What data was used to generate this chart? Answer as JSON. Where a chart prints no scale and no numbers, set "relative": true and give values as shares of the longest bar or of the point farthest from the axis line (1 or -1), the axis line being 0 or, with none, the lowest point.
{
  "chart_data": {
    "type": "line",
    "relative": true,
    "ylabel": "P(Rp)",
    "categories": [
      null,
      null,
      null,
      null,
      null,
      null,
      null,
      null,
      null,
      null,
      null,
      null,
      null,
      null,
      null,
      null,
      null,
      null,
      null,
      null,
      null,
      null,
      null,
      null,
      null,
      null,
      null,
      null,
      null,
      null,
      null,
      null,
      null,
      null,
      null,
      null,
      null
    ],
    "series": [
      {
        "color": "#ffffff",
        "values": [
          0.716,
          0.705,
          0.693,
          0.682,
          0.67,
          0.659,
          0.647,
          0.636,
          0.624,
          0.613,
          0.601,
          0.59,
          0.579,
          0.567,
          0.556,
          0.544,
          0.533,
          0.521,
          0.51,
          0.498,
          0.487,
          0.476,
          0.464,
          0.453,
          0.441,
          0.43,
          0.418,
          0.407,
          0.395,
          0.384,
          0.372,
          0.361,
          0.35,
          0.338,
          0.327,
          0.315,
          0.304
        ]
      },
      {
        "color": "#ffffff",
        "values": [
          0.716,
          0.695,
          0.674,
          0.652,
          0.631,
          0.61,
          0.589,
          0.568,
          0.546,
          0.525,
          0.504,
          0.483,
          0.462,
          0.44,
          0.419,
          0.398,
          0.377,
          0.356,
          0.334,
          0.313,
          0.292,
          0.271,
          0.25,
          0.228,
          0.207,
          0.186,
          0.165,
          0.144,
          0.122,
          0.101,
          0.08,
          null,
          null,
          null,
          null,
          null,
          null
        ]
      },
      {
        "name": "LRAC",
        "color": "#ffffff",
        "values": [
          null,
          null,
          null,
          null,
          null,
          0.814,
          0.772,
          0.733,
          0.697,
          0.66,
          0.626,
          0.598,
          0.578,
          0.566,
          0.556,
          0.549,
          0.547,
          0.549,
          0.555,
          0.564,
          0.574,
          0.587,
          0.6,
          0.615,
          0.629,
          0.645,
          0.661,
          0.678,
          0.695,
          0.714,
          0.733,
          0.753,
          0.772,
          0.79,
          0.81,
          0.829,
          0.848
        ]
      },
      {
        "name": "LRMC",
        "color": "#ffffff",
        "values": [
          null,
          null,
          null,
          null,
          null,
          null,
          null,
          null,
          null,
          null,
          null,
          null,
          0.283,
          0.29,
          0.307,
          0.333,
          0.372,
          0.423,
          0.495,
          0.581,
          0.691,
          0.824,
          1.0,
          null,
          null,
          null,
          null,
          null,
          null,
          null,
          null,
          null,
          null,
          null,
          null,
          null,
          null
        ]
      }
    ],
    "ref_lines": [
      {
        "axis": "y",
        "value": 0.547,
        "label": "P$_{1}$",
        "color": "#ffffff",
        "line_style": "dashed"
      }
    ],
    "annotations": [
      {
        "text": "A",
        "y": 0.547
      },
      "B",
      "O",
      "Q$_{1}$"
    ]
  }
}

========================

Give a word-for-word copy of the records.

What data was used to generate this chart? Answer as JSON. Where a chart prints no scale and no numbers, set "relative": true and give values as shares of the longest bar or of the point farthest from the axis line (1 or -1), the axis line being 0 or, with none, the lowest point.
{
  "chart_data": {
    "type": "line",
    "relative": true,
    "ylabel": "P(Rp)",
    "categories": [
      null,
      null,
      null,
      null,
      null,
      null,
      null,
      null,
      null,
      null,
      null,
      null,
      null,
      null,
      null,
      null,
      null,
      null,
      null,
      null,
      null,
      null,
      null,
      null,
      null,
      null,
      null,
      null,
      null,
      null,
      null,
      null,
      null,
      null,
      null,
      null,
      null
    ],
    "series": [
      {
        "color": "#ffffff",
        "values": [
          0.716,
          0.705,
          0.693,
          0.682,
          0.67,
          0.659,
          0.647,
          0.636,
          0.624,
          0.613,
          0.601,
          0.59,
          0.579,
          0.567,
          0.556,
          0.544,
          0.533,
          0.521,
          0.51,
          0.498,
          0.487,
          0.476,
          0.464,
          0.453,
          0.441,
          0.43,
          0.418,
          0.407,
          0.395,
          0.384,
          0.372,
          0.361,
          0.35,
          0.338,
          0.327,
          0.315,
          0.304
        ]
      },
      {
        "color": "#ffffff",
        "values": [
          0.716,
          0.695,
          0.674,
          0.652,
          0.631,
          0.61,
          0.589,
          0.568,
          0.546,
          0.525,
          0.504,
          0.483,
          0.462,
          0.44,
          0.419,
          0.398,
          0.377,
          0.356,
          0.334,
          0.313,
          0.292,
          0.271,
          0.25,
          0.228,
          0.207,
          0.186,
          0.165,
          0.144,
          0.122,
          0.101,
          0.08,
          null,
          null,
          null,
          null,
          null,
          null
        ]
      },
      {
        "name": "LRAC",
        "color": "#ffffff",
        "values": [
          null,
          null,
          null,
          null,
          null,
          0.814,
          0.772,
          0.733,
          0.697,
          0.66,
          0.626,
          0.598,
          0.578,
          0.566,
          0.556,
          0.549,
          0.547,
          0.549,
          0.555,
          0.564,
          0.574,
          0.587,
          0.6,
          0.615,
          0.629,
          0.645,
          0.661,
          0.678,
          0.695,
          0.714,
          0.733,
          0.753,
          0.772,
          0.79,
          0.81,
          0.829,
          0.848
        ]
      },
      {
        "name": "LRMC",
        "color": "#ffffff",
        "values": [
          null,
          null,
          null,
          null,
          null,
          null,
          null,
          null,
          null,
          null,
          null,
          null,
          0.283,
          0.29,
          0.307,
          0.333,
          0.372,
          0.423,
          0.495,
          0.581,
          0.691,
          0.824,
          1.0,
          null,
          null,
          null,
          null,
          null,
          null,
          null,
          null,
          null,
          null,
          null,
          null,
          null,
          null
        ]
      }
    ],
    "ref_lines": [
      {
        "axis": "y",
        "value": 0.547,
        "label": "P$_{1}$",
        "color": "#ffffff",
        "line_style": "dashed"
      }
    ],
    "annotations": [
      {
        "text": "A",
        "y": 0.547
      },
      "B",
      "O",
      "Q$_{1}$"
    ]
  }
}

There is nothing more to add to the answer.